John Thomas Smith’s Cries of London

For centuries, the most popular prints produced in the capital were The Cries of London. From the Elizabethan era until the last century, these lively images of street-traders were treasured by Londoners, and exist now as almost the only visual record of the outcast poor in the metropolis.

Historically, those who had no job or shop or market stall could always make a living in London by selling wares in the street and turning their presence into a performance through song, winning the hearts of generations and incarnating the spirit of the city.

Two hundred years ago, John Thomas Smith was the first to draw individual portraits of street-traders in London and many of his subjects were East Enders. He preferred to do his drawings on the street but his work was not without hazard, as he discovered when he was chased through Whitechapel Market by an angry mob who mistook him for a police spy.

§ **Jobs**
a: From the passage on the Cries of London, extract the part that begins at the words "For centuries, the" and stops after "in the metropolis.".
b: According to the passage on the Cries of London, why did an angry mob chase John Thomas Smith through Whitechapel Market?
c: Summarize the passage on the Cries of London in two sentences.

§ **Source data**
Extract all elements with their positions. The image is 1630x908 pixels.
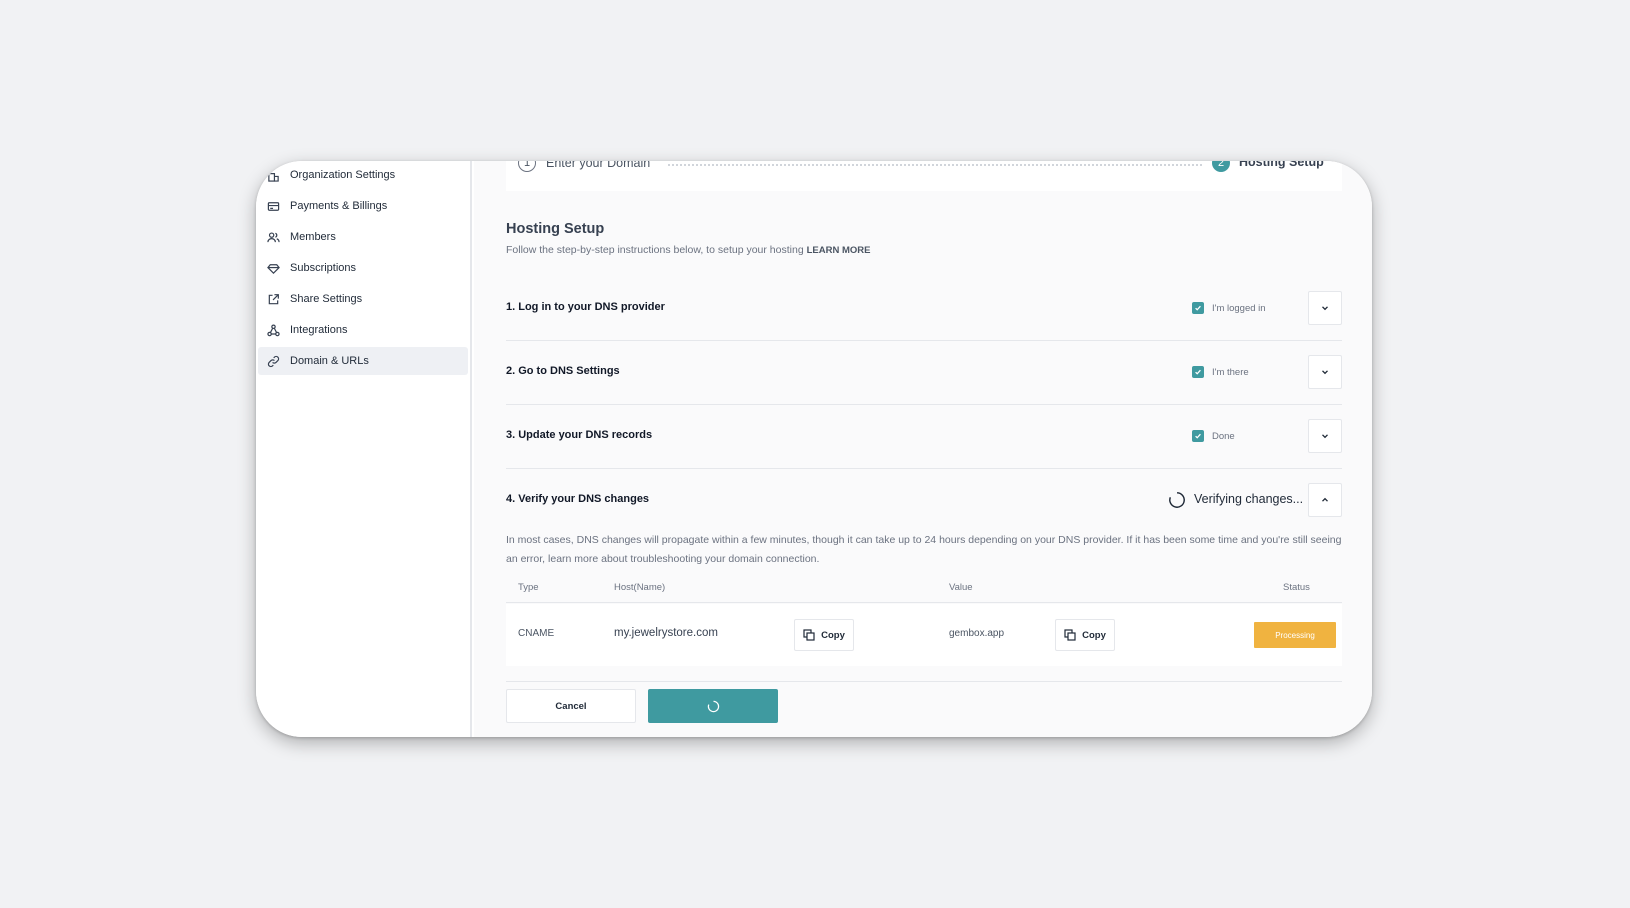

§ **The answers**
a:
For centuries, the most popular prints produced in the capital were The Cries of London. From the Elizabethan era until the last century, these lively images of street-traders were treasured by Londoners, and exist now as almost the only visual record of the outcast poor in the metropolis.

b: The mob mistook him for a police spy.

c: The Cries of London, prints of street-traders treasured by Londoners from the Elizabethan era until the last century, are now almost the only visual record of the city's outcast poor, who earned a living by selling wares in the street with song. Two hundred years ago, John Thomas Smith became the first to draw individual portraits of London street-traders, many of them East Enders, working on the street despite hazards such as being chased by a mob that took him for a police spy.